Start of Dataset extract

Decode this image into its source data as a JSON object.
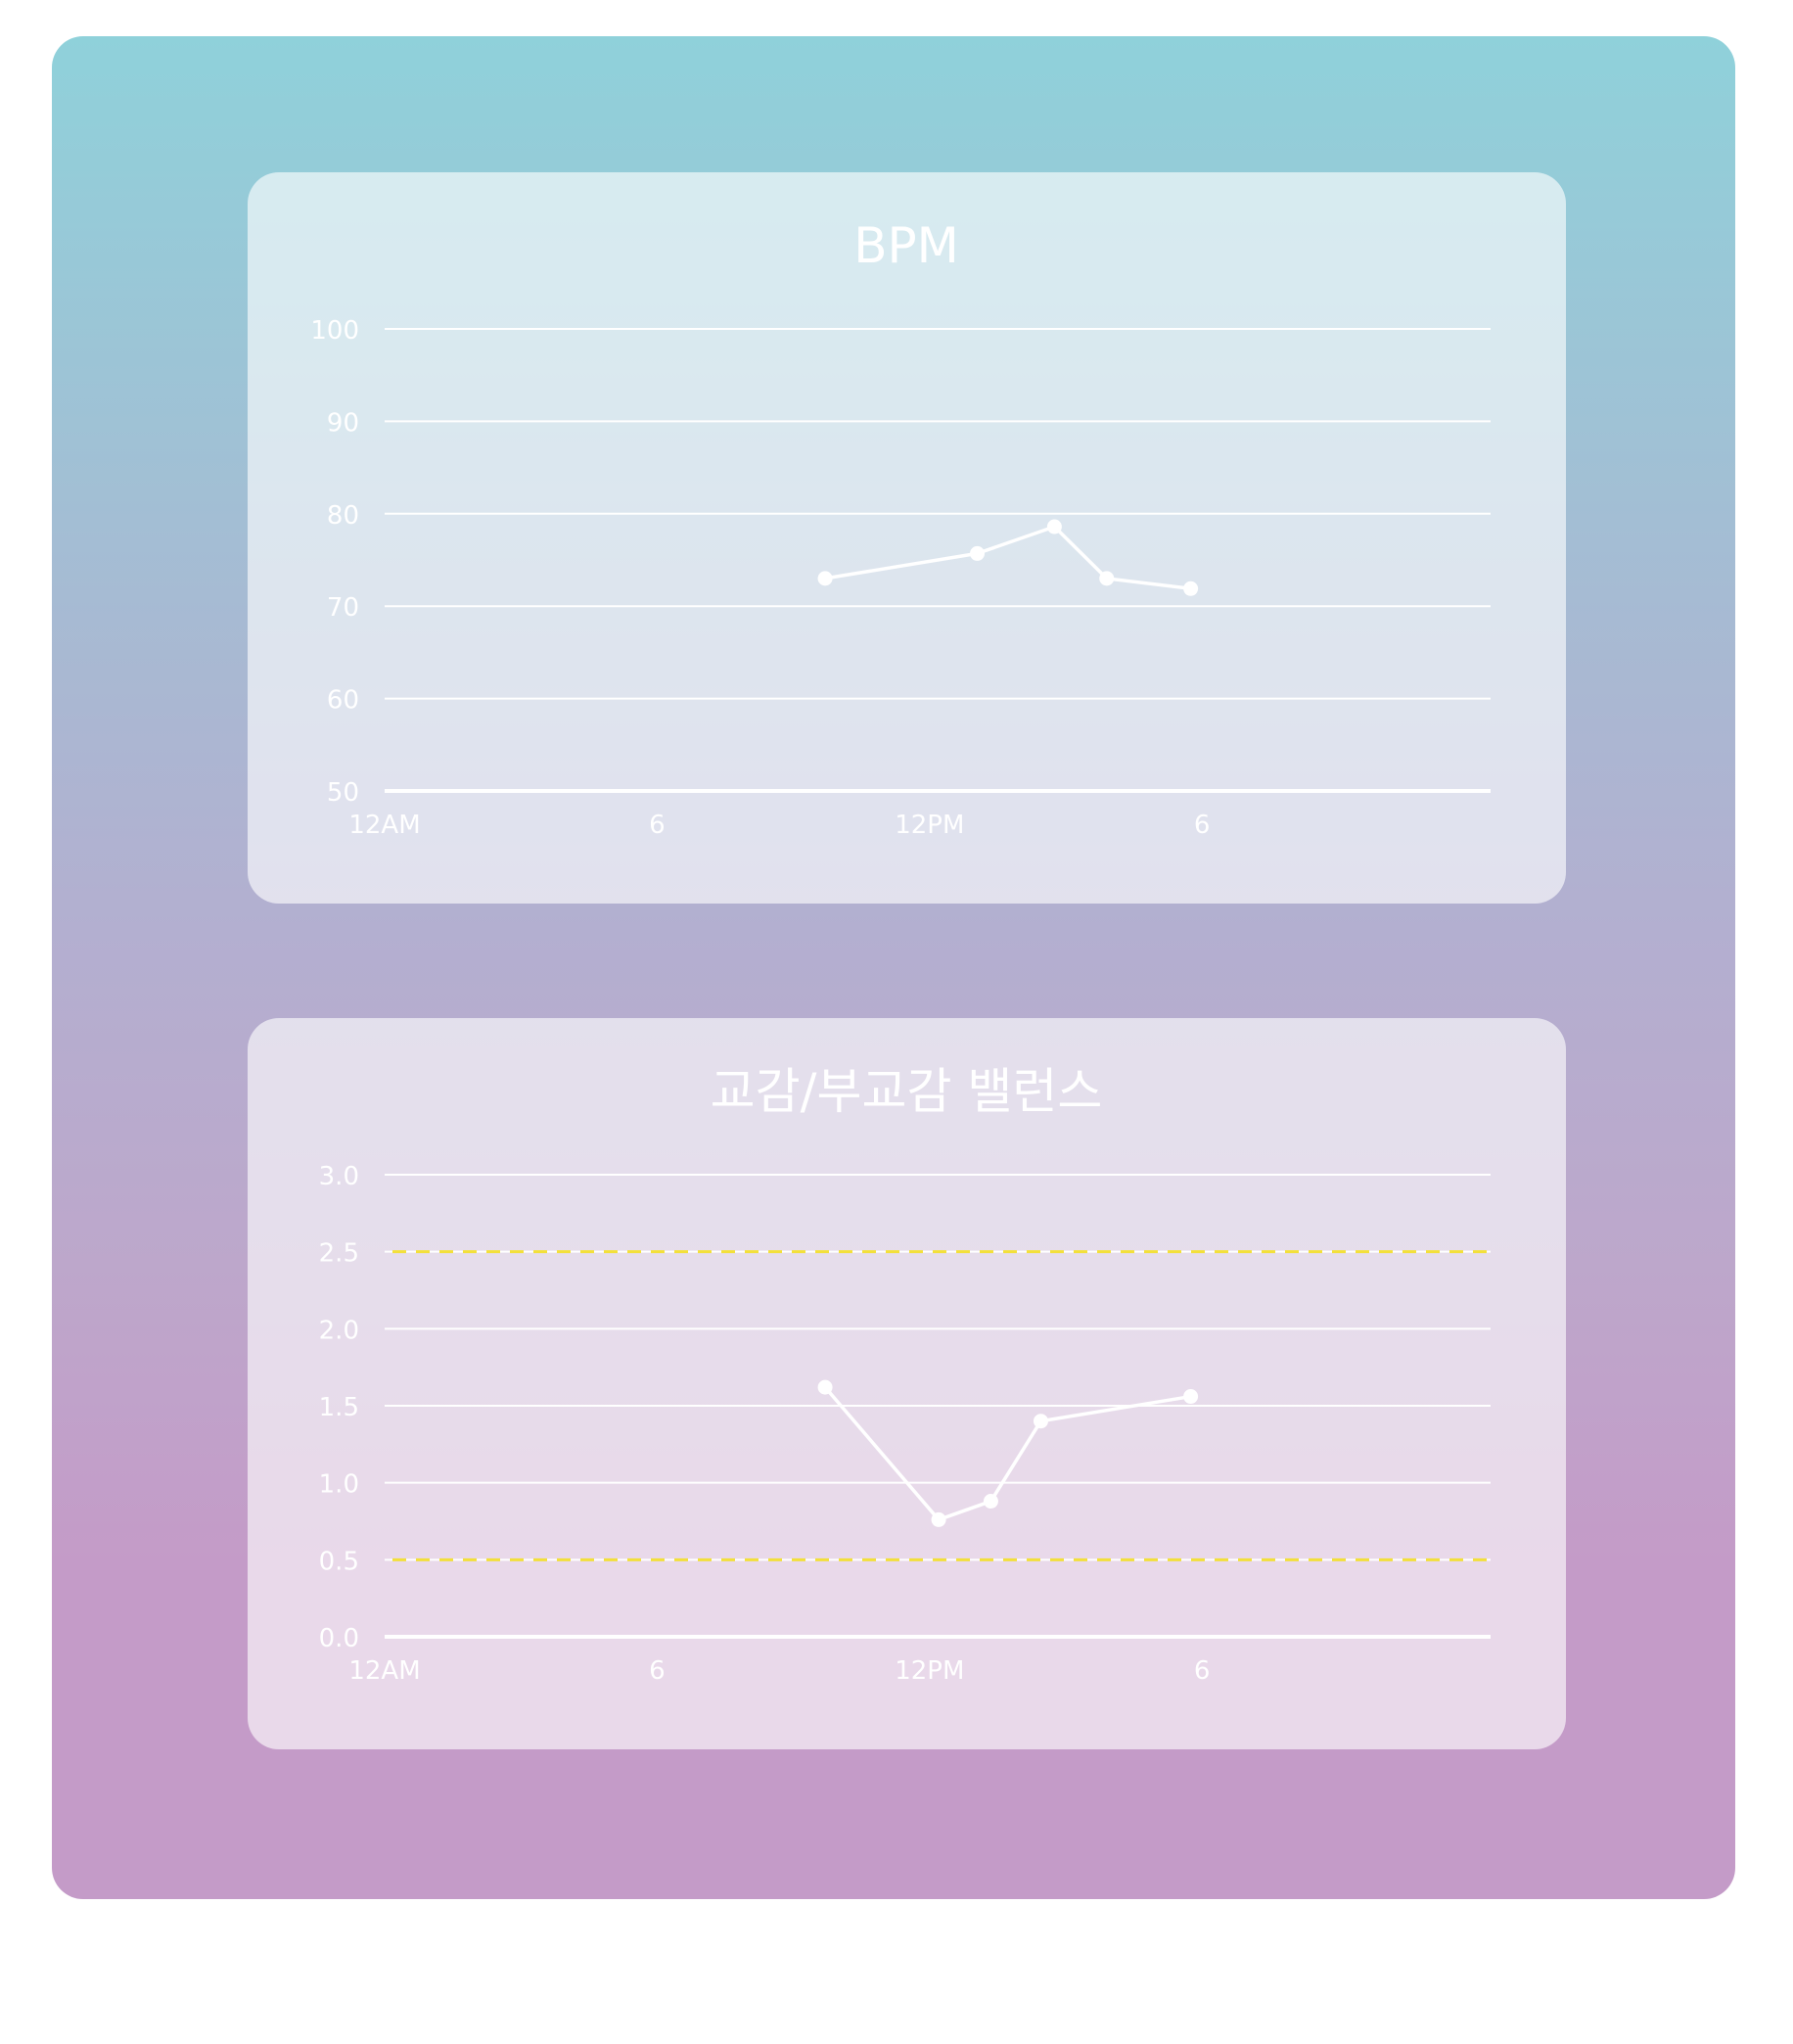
{
  "chart_data": [
    {
      "type": "line",
      "title": "BPM",
      "xlabel": "",
      "ylabel": "",
      "x_range_hours": [
        0,
        24
      ],
      "x_ticks": [
        {
          "hour": 0,
          "label": "12AM"
        },
        {
          "hour": 6,
          "label": "6"
        },
        {
          "hour": 12,
          "label": "12PM"
        },
        {
          "hour": 18,
          "label": "6"
        }
      ],
      "ylim": [
        50,
        100
      ],
      "y_ticks": [
        {
          "value": 100,
          "label": "100"
        },
        {
          "value": 90,
          "label": "90"
        },
        {
          "value": 80,
          "label": "80"
        },
        {
          "value": 70,
          "label": "70"
        },
        {
          "value": 60,
          "label": "60"
        },
        {
          "value": 50,
          "label": "50"
        }
      ],
      "grid": true,
      "series": [
        {
          "points": [
            {
              "hour": 9.7,
              "value": 73.0
            },
            {
              "hour": 13.05,
              "value": 75.7
            },
            {
              "hour": 14.75,
              "value": 78.6
            },
            {
              "hour": 15.9,
              "value": 73.0
            },
            {
              "hour": 17.75,
              "value": 71.9
            }
          ]
        }
      ],
      "reference_lines": []
    },
    {
      "type": "line",
      "title": "교감/부교감 밸런스",
      "xlabel": "",
      "ylabel": "",
      "x_range_hours": [
        0,
        24
      ],
      "x_ticks": [
        {
          "hour": 0,
          "label": "12AM"
        },
        {
          "hour": 6,
          "label": "6"
        },
        {
          "hour": 12,
          "label": "12PM"
        },
        {
          "hour": 18,
          "label": "6"
        }
      ],
      "ylim": [
        0,
        3
      ],
      "y_ticks": [
        {
          "value": 3.0,
          "label": "3.0"
        },
        {
          "value": 2.5,
          "label": "2.5"
        },
        {
          "value": 2.0,
          "label": "2.0"
        },
        {
          "value": 1.5,
          "label": "1.5"
        },
        {
          "value": 1.0,
          "label": "1.0"
        },
        {
          "value": 0.5,
          "label": "0.5"
        },
        {
          "value": 0.0,
          "label": "0.0"
        }
      ],
      "grid": true,
      "series": [
        {
          "points": [
            {
              "hour": 9.7,
              "value": 1.62
            },
            {
              "hour": 12.2,
              "value": 0.76
            },
            {
              "hour": 13.35,
              "value": 0.88
            },
            {
              "hour": 14.45,
              "value": 1.4
            },
            {
              "hour": 17.75,
              "value": 1.56
            }
          ]
        }
      ],
      "reference_lines": [
        {
          "value": 2.5,
          "color": "#f3e03a",
          "style": "dashed"
        },
        {
          "value": 0.5,
          "color": "#f3e03a",
          "style": "dashed"
        }
      ]
    }
  ]
}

End of Dataset extract

* _Task instructions_
Retype all entries exactly as they appear, dropping the images.

* _Task response_
Decode this image into its source data as a JSON object.
{
  "chart_data": [
    {
      "type": "line",
      "title": "BPM",
      "xlabel": "",
      "ylabel": "",
      "x_range_hours": [
        0,
        24
      ],
      "x_ticks": [
        {
          "hour": 0,
          "label": "12AM"
        },
        {
          "hour": 6,
          "label": "6"
        },
        {
          "hour": 12,
          "label": "12PM"
        },
        {
          "hour": 18,
          "label": "6"
        }
      ],
      "ylim": [
        50,
        100
      ],
      "y_ticks": [
        {
          "value": 100,
          "label": "100"
        },
        {
          "value": 90,
          "label": "90"
        },
        {
          "value": 80,
          "label": "80"
        },
        {
          "value": 70,
          "label": "70"
        },
        {
          "value": 60,
          "label": "60"
        },
        {
          "value": 50,
          "label": "50"
        }
      ],
      "grid": true,
      "series": [
        {
          "points": [
            {
              "hour": 9.7,
              "value": 73.0
            },
            {
              "hour": 13.05,
              "value": 75.7
            },
            {
              "hour": 14.75,
              "value": 78.6
            },
            {
              "hour": 15.9,
              "value": 73.0
            },
            {
              "hour": 17.75,
              "value": 71.9
            }
          ]
        }
      ],
      "reference_lines": []
    },
    {
      "type": "line",
      "title": "교감/부교감 밸런스",
      "xlabel": "",
      "ylabel": "",
      "x_range_hours": [
        0,
        24
      ],
      "x_ticks": [
        {
          "hour": 0,
          "label": "12AM"
        },
        {
          "hour": 6,
          "label": "6"
        },
        {
          "hour": 12,
          "label": "12PM"
        },
        {
          "hour": 18,
          "label": "6"
        }
      ],
      "ylim": [
        0,
        3
      ],
      "y_ticks": [
        {
          "value": 3.0,
          "label": "3.0"
        },
        {
          "value": 2.5,
          "label": "2.5"
        },
        {
          "value": 2.0,
          "label": "2.0"
        },
        {
          "value": 1.5,
          "label": "1.5"
        },
        {
          "value": 1.0,
          "label": "1.0"
        },
        {
          "value": 0.5,
          "label": "0.5"
        },
        {
          "value": 0.0,
          "label": "0.0"
        }
      ],
      "grid": true,
      "series": [
        {
          "points": [
            {
              "hour": 9.7,
              "value": 1.62
            },
            {
              "hour": 12.2,
              "value": 0.76
            },
            {
              "hour": 13.35,
              "value": 0.88
            },
            {
              "hour": 14.45,
              "value": 1.4
            },
            {
              "hour": 17.75,
              "value": 1.56
            }
          ]
        }
      ],
      "reference_lines": [
        {
          "value": 2.5,
          "color": "#f3e03a",
          "style": "dashed"
        },
        {
          "value": 0.5,
          "color": "#f3e03a",
          "style": "dashed"
        }
      ]
    }
  ]
}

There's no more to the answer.